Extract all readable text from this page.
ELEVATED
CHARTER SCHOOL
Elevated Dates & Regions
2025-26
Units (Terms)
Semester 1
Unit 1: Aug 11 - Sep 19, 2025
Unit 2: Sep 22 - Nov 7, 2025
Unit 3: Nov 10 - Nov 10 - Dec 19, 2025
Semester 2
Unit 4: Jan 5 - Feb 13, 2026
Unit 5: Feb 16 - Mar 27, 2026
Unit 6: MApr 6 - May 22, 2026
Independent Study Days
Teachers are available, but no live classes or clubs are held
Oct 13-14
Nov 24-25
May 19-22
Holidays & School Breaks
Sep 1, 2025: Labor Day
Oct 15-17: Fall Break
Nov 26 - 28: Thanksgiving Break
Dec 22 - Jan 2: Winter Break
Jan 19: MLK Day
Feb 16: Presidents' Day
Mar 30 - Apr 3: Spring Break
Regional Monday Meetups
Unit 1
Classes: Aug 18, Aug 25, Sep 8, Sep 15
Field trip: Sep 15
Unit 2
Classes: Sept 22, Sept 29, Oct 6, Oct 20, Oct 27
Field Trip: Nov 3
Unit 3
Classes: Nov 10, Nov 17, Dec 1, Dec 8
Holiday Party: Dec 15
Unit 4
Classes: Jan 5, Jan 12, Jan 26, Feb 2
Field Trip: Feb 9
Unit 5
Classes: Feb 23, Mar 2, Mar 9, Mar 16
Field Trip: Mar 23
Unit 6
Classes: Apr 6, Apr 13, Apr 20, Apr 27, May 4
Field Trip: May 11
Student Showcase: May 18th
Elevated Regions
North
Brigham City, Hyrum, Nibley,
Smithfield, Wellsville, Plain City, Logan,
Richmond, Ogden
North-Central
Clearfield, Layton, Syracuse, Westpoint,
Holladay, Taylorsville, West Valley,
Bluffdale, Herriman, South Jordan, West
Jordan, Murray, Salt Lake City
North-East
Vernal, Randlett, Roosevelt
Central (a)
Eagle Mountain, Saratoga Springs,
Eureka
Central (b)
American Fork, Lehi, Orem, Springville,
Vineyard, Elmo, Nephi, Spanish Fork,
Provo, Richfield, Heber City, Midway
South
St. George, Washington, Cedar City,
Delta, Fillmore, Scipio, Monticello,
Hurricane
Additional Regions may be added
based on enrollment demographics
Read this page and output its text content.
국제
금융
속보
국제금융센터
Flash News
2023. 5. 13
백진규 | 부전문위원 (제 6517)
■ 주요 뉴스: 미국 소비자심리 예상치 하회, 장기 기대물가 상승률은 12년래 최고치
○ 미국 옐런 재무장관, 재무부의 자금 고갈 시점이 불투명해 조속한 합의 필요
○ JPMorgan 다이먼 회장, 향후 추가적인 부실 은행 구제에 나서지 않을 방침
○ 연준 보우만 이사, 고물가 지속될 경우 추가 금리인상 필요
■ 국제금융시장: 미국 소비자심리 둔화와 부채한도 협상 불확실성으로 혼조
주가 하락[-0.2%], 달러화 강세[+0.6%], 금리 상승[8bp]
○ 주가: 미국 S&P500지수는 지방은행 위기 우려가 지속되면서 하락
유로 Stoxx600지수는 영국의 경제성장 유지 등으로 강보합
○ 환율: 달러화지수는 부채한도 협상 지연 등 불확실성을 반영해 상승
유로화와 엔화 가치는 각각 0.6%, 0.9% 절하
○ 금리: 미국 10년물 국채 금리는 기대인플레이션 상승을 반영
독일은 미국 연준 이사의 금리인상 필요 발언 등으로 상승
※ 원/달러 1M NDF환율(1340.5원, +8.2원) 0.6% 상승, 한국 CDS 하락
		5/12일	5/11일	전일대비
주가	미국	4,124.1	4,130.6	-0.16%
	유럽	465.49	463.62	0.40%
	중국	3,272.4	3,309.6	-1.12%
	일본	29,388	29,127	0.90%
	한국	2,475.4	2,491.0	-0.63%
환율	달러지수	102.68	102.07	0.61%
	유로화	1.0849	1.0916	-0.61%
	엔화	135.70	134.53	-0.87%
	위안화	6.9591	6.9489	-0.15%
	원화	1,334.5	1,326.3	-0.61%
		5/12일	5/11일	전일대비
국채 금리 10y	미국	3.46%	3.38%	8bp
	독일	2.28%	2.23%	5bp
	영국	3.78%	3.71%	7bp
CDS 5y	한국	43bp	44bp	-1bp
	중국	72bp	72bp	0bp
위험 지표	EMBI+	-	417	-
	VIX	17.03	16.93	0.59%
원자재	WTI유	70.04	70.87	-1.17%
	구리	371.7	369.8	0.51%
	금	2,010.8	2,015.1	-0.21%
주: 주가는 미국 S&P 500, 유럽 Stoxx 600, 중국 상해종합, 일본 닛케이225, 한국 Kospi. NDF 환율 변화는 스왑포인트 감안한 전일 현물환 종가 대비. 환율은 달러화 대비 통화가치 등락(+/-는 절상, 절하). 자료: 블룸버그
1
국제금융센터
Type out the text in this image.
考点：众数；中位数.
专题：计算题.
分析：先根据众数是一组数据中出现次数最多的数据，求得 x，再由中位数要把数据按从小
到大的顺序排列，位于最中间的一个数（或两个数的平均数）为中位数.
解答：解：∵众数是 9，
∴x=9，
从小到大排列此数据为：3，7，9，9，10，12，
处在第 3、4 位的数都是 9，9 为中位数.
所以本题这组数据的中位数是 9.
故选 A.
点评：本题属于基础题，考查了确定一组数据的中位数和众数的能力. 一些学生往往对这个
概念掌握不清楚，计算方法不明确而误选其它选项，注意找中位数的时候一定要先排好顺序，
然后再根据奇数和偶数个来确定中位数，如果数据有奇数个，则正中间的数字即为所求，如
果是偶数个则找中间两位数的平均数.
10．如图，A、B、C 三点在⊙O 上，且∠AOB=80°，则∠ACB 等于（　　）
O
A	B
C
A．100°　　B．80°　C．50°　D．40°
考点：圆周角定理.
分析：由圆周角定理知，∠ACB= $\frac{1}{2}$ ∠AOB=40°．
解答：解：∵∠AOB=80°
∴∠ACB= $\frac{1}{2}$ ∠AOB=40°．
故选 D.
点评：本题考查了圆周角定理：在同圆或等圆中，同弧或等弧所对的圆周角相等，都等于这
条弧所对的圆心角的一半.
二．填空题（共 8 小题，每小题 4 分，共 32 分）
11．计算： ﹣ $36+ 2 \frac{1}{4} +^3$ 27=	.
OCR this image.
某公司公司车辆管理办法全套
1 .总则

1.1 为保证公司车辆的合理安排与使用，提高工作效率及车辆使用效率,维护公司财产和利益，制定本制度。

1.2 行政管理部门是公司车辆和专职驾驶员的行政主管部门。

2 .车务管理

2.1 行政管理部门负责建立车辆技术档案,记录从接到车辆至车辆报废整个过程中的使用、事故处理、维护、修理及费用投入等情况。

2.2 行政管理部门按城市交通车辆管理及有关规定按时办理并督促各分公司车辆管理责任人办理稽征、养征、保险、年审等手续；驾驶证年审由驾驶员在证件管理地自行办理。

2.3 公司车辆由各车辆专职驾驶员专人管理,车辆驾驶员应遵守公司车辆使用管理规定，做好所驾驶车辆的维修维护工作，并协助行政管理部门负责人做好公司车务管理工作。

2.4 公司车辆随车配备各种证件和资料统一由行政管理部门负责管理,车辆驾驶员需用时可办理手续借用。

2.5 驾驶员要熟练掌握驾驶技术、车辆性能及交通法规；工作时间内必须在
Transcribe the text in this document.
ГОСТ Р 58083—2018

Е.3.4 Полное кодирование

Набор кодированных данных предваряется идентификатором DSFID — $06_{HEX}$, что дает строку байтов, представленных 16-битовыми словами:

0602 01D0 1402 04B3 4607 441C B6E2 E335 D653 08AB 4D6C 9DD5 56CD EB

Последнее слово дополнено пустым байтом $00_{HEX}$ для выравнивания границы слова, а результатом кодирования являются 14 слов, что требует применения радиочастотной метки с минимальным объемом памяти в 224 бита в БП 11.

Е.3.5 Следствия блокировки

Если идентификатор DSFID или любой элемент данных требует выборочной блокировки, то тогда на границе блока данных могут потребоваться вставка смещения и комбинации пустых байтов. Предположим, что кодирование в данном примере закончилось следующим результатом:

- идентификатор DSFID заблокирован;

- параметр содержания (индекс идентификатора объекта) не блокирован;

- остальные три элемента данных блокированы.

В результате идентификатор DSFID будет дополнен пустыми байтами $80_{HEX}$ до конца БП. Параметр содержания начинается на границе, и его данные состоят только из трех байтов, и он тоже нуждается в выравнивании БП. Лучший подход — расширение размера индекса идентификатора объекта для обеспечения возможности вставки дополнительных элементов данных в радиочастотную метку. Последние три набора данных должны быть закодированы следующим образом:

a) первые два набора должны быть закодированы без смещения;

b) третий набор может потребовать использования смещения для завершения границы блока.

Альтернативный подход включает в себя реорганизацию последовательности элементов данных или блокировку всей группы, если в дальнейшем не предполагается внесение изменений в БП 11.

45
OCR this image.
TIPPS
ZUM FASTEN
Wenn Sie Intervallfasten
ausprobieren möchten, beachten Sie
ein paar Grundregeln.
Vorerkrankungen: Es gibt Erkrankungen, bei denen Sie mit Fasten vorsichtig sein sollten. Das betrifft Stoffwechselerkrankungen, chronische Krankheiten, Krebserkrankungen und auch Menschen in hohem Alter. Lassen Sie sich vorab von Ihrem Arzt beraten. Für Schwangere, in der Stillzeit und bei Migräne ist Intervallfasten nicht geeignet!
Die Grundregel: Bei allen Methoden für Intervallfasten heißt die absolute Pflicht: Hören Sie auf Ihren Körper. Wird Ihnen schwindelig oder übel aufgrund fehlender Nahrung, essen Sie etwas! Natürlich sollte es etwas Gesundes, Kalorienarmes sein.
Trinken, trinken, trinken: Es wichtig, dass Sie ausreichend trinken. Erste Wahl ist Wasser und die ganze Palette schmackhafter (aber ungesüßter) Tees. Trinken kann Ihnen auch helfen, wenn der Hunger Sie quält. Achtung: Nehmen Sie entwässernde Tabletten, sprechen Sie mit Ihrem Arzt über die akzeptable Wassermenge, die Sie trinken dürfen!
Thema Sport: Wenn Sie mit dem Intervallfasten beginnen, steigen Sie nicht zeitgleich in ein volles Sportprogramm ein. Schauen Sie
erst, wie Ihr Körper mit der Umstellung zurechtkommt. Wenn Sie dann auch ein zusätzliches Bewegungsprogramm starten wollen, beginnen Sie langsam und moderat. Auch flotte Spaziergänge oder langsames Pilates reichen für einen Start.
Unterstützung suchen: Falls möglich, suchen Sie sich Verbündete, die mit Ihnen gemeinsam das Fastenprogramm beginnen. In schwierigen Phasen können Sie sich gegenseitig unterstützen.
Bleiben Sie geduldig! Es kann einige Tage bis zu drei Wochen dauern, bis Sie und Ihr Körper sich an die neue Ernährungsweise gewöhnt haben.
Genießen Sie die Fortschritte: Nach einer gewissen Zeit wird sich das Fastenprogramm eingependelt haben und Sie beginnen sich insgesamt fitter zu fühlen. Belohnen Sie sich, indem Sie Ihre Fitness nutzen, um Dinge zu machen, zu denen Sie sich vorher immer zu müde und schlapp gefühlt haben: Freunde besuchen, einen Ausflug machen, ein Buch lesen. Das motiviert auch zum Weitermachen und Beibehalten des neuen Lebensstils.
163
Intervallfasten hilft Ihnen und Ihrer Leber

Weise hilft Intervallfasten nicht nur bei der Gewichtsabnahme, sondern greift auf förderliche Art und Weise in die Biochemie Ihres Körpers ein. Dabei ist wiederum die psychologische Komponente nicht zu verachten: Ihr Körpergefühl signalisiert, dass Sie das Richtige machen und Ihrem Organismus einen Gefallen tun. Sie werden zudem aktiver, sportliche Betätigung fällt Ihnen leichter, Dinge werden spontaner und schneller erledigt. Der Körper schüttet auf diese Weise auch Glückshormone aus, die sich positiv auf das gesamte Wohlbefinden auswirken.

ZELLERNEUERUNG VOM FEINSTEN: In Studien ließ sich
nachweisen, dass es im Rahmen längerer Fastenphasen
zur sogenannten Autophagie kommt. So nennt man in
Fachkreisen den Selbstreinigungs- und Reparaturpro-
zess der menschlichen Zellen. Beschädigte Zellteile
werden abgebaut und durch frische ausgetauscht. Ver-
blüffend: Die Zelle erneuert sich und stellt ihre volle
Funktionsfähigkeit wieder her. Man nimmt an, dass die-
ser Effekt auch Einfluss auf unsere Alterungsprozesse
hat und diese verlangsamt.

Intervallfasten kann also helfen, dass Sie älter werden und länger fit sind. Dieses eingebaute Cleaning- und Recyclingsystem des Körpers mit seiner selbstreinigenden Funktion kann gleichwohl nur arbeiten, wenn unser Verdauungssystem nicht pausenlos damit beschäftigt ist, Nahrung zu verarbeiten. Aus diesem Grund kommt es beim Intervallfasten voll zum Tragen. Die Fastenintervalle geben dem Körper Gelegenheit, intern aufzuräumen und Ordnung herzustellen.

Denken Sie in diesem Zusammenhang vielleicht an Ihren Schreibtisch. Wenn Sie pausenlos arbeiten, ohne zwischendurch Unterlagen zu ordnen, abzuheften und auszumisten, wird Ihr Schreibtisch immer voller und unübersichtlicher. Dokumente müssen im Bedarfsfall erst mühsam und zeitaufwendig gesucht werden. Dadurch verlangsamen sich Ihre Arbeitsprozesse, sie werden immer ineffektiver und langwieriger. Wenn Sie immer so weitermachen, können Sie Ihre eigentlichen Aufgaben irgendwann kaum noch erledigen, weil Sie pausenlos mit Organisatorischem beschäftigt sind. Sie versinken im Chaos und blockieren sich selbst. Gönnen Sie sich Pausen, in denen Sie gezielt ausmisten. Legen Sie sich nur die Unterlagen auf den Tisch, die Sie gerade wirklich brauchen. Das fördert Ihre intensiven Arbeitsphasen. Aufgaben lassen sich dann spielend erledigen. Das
--
Copy all lines from the entries that contain the word "Ihren".

* _WRITTEN ANSWER_:
Die Grundregel: Bei allen Methoden für Intervallfasten heißt die absolute Pflicht: Hören Sie auf Ihren Körper. Wird Ihnen schwindelig oder übel aufgrund fehlender Nahrung, essen Sie etwas! Natürlich sollte es etwas Gesundes, Kalorienarmes sein.
Denken Sie in diesem Zusammenhang vielleicht an Ihren Schreibtisch. Wenn Sie pausenlos arbeiten, ohne zwischendurch Unterlagen zu ordnen, abzuheften und auszumisten, wird Ihr Schreibtisch immer voller und unübersichtlicher. Dokumente müssen im Bedarfsfall erst mühsam und zeitaufwendig gesucht werden. Dadurch verlangsamen sich Ihre Arbeitsprozesse, sie werden immer ineffektiver und langwieriger. Wenn Sie immer so weitermachen, können Sie Ihre eigentlichen Aufgaben irgendwann kaum noch erledigen, weil Sie pausenlos mit Organisatorischem beschäftigt sind. Sie versinken im Chaos und blockieren sich selbst. Gönnen Sie sich Pausen, in denen Sie gezielt ausmisten. Legen Sie sich nur die Unterlagen auf den Tisch, die Sie gerade wirklich brauchen. Das fördert Ihre intensiven Arbeitsphasen. Aufgaben lassen sich dann spielend erledigen. Das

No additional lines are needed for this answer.